**Exercise task:** In the entries below, find the lines that contain the word "MARE" and copy them.

**Source data:**
- - - - - - -

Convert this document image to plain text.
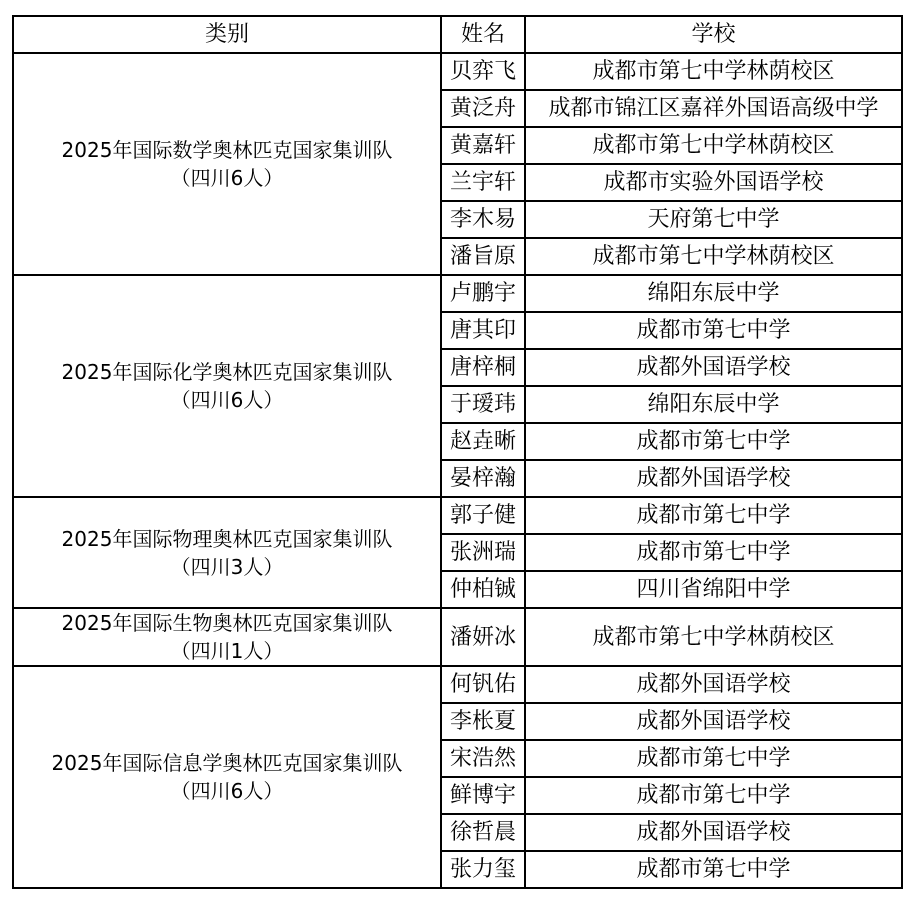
类别	姓名	学校

2025年国际数学奥林匹克国家集训队
（四川6人）	贝弈飞	成都市第七中学林荫校区
	黄泛舟	成都市锦江区嘉祥外国语高级中学
	黄嘉轩	成都市第七中学林荫校区
	兰宇轩	成都市实验外国语学校
	李木易	天府第七中学
	潘旨原	成都市第七中学林荫校区

2025年国际化学奥林匹克国家集训队
（四川6人）	卢鹏宇	绵阳东辰中学
	唐其印	成都市第七中学
	唐梓桐	成都外国语学校
	于瑷玮	绵阳东辰中学
	赵垚晰	成都市第七中学
	晏梓瀚	成都外国语学校

2025年国际物理奥林匹克国家集训队
（四川3人）	郭子健	成都市第七中学
	张洲瑞	成都市第七中学
	仲柏铖	四川省绵阳中学

2025年国际生物奥林匹克国家集训队
（四川1人）	潘妍冰	成都市第七中学林荫校区

2025年国际信息学奥林匹克国家集训队
（四川6人）	何钒佑	成都外国语学校
	李枨夏	成都外国语学校
	宋浩然	成都市第七中学
	鲜博宇	成都市第七中学
	徐哲晨	成都外国语学校
	张力玺	成都市第七中学
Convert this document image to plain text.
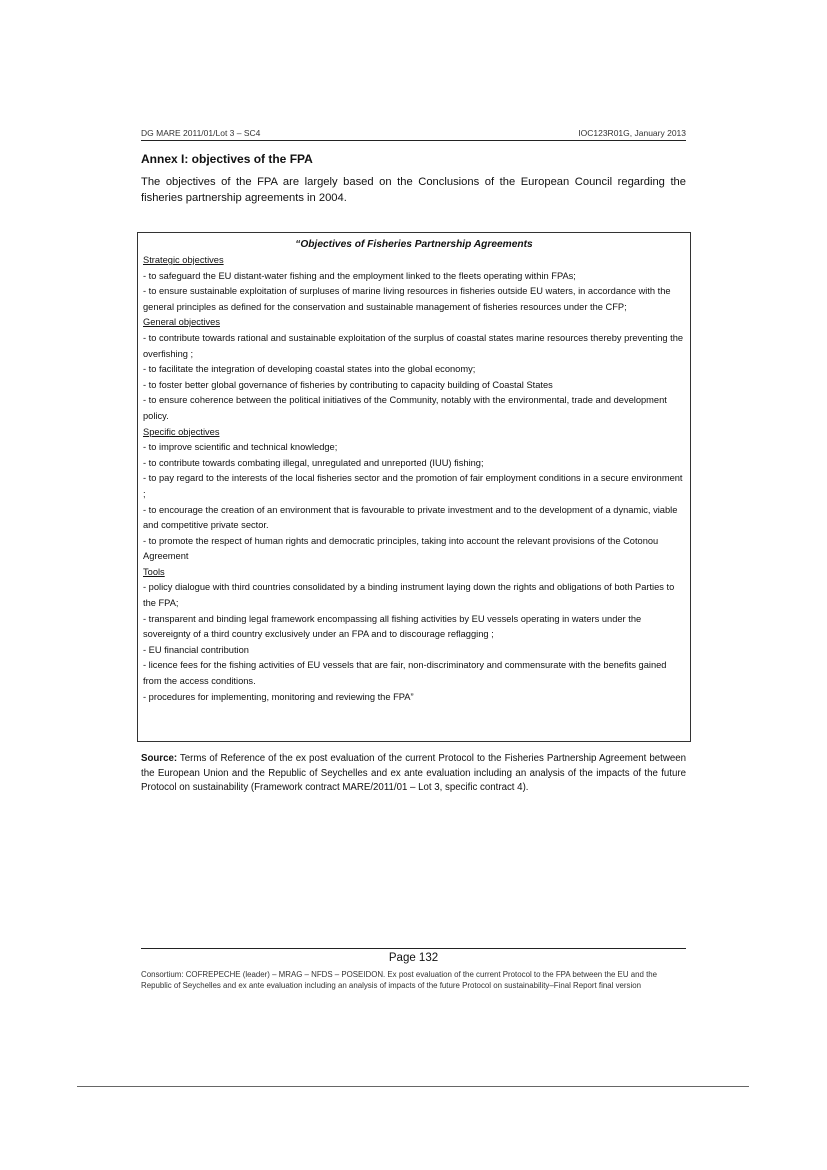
DG MARE 2011/01/Lot 3 – SC4	IOC123R01G, January 2013
Annex I: objectives of the FPA
The objectives of the FPA are largely based on the Conclusions of the European Council regarding the fisheries partnership agreements in 2004.
“Objectives of Fisheries Partnership Agreements
Strategic objectives

- to safeguard the EU distant-water fishing and the employment linked to the fleets operating within FPAs;

- to ensure sustainable exploitation of surpluses of marine living resources in fisheries outside EU waters, in accordance with the general principles as defined for the conservation and sustainable management of fisheries resources under the CFP;

General objectives

- to contribute towards rational and sustainable exploitation of the surplus of coastal states marine resources thereby preventing the overfishing ;

- to facilitate the integration of developing coastal states into the global economy;

- to foster better global governance of fisheries by contributing to capacity building of Coastal States

- to ensure coherence between the political initiatives of the Community, notably with the environmental, trade and development policy.

Specific objectives

- to improve scientific and technical knowledge;

- to contribute towards combating illegal, unregulated and unreported (IUU) fishing;

- to pay regard to the interests of the local fisheries sector and the promotion of fair employment conditions in a secure environment ;

- to encourage the creation of an environment that is favourable to private investment and to the development of a dynamic, viable and competitive private sector.

- to promote the respect of human rights and democratic principles, taking into account the relevant provisions of the Cotonou Agreement

Tools

- policy dialogue with third countries consolidated by a binding instrument laying down the rights and obligations of both Parties to the FPA;

- transparent and binding legal framework encompassing all fishing activities by EU vessels operating in waters under the sovereignty of a third country exclusively under an FPA and to discourage reflagging ;

- EU financial contribution

- licence fees for the fishing activities of EU vessels that are fair, non-discriminatory and commensurate with the benefits gained from the access conditions.

- procedures for implementing, monitoring and reviewing the FPA”

Source: Terms of Reference of the ex post evaluation of the current Protocol to the Fisheries Partnership Agreement between the European Union and the Republic of Seychelles and ex ante evaluation including an analysis of the impacts of the future Protocol on sustainability (Framework contract MARE/2011/01 – Lot 3, specific contract 4).
Page 132
Consortium: COFREPECHE (leader) – MRAG – NFDS – POSEIDON. Ex post evaluation of the current Protocol to the FPA between the EU and the Republic of Seychelles and ex ante evaluation including an analysis of impacts of the future Protocol on sustainability–Final Report final version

- - - - - - -

**Answer for the task:**
DG MARE 2011/01/Lot 3 – SC4	IOC123R01G, January 2013
Source: Terms of Reference of the ex post evaluation of the current Protocol to the Fisheries Partnership Agreement between the European Union and the Republic of Seychelles and ex ante evaluation including an analysis of the impacts of the future Protocol on sustainability (Framework contract MARE/2011/01 – Lot 3, specific contract 4).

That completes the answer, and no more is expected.